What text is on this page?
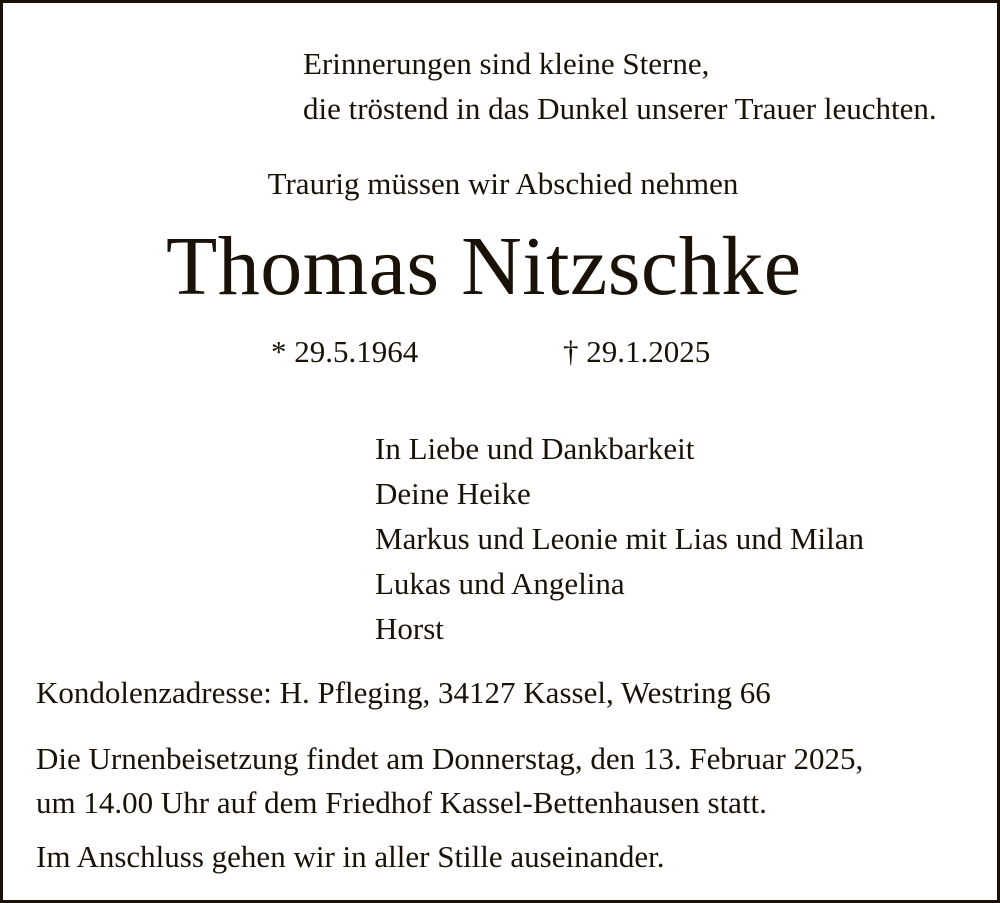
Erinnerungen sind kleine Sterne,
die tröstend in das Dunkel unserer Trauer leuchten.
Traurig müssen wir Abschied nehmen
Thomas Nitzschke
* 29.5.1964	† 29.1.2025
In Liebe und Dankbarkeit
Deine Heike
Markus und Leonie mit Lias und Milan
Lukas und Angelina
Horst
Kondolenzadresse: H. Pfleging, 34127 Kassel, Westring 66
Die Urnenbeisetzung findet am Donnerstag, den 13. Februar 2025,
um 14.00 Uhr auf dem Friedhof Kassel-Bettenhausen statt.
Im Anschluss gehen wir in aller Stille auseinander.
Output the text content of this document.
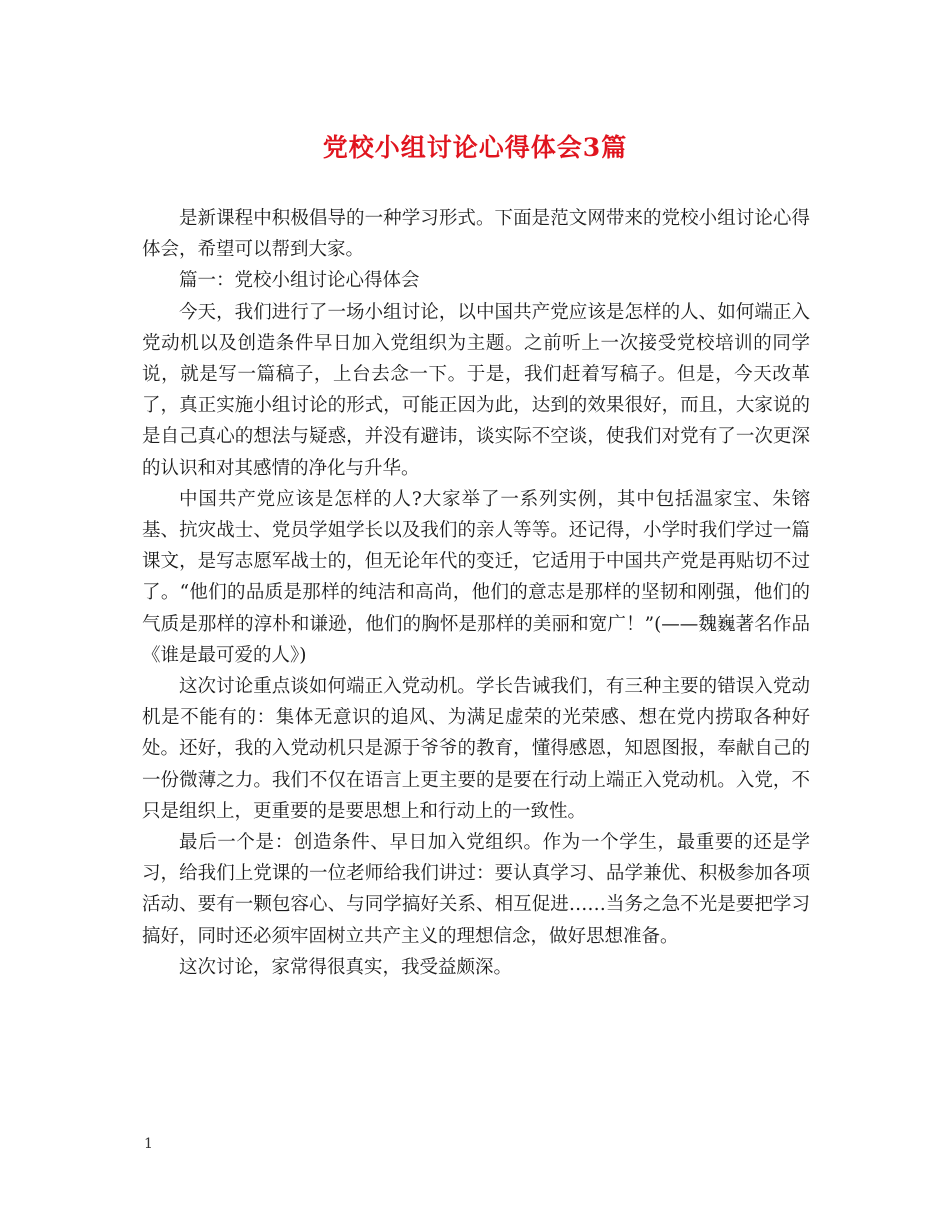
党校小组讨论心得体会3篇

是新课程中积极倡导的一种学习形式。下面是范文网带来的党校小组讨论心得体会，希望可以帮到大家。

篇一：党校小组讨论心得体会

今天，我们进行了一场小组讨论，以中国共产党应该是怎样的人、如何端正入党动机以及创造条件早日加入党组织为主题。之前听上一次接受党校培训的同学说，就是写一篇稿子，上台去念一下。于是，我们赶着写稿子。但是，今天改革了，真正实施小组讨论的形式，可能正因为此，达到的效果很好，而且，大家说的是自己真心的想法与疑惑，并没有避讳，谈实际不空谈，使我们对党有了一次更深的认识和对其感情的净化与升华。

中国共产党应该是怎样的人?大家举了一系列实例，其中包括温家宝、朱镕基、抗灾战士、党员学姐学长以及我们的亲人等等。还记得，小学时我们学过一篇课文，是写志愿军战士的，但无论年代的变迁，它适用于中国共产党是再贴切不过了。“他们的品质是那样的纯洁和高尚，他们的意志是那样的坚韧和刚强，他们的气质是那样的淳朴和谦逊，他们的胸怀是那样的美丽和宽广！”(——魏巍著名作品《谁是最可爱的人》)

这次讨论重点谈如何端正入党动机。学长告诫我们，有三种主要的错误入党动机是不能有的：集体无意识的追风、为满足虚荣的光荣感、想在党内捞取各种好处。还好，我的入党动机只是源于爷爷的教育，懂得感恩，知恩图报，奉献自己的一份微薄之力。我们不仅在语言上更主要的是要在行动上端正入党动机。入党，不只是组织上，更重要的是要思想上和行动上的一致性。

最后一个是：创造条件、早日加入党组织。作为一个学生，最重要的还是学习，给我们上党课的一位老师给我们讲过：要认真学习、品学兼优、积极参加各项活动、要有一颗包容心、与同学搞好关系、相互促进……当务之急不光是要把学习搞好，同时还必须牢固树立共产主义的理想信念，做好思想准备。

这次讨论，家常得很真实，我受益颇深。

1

■ Request:
Determine how many lines of the listing above hold the word "Kassel". Report that number without anything else.

■ Task result:
2